== Brief ==
Wherever the word "BFAU" appears in a line, extract that line.

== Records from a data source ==
● ● ●
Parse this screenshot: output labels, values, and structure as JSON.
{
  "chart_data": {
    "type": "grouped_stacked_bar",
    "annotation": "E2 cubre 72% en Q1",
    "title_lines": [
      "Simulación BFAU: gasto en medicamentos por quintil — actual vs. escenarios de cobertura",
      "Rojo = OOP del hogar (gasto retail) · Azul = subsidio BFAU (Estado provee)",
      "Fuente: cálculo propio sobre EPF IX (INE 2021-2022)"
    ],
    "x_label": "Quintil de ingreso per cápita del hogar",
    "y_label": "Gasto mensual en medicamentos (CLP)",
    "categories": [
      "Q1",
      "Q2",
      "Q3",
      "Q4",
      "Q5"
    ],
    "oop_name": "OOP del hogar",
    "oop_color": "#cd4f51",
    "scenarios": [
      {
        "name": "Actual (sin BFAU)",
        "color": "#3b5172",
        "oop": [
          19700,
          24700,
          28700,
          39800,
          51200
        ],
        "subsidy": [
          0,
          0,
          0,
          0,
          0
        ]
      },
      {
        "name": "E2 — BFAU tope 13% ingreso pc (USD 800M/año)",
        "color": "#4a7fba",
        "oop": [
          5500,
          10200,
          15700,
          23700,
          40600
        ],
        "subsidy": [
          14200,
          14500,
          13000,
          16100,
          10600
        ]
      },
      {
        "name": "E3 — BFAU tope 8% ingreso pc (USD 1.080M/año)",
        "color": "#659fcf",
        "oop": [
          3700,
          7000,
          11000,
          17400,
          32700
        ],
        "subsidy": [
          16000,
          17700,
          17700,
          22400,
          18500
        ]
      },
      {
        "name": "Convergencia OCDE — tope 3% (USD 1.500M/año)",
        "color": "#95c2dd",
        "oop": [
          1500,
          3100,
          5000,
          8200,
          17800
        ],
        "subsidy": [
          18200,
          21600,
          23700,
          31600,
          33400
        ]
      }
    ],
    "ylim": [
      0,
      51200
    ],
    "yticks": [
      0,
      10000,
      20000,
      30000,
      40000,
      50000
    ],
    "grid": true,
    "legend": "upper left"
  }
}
● ● ●
== Exercise response ==
      "Simulación BFAU: gasto en medicamentos por quintil — actual vs. escenarios de cobertura",
      "Rojo = OOP del hogar (gasto retail) · Azul = subsidio BFAU (Estado provee)",
        "name": "Actual (sin BFAU)",
        "name": "E2 — BFAU tope 13% ingreso pc (USD 800M/año)",
        "name": "E3 — BFAU tope 8% ingreso pc (USD 1.080M/año)",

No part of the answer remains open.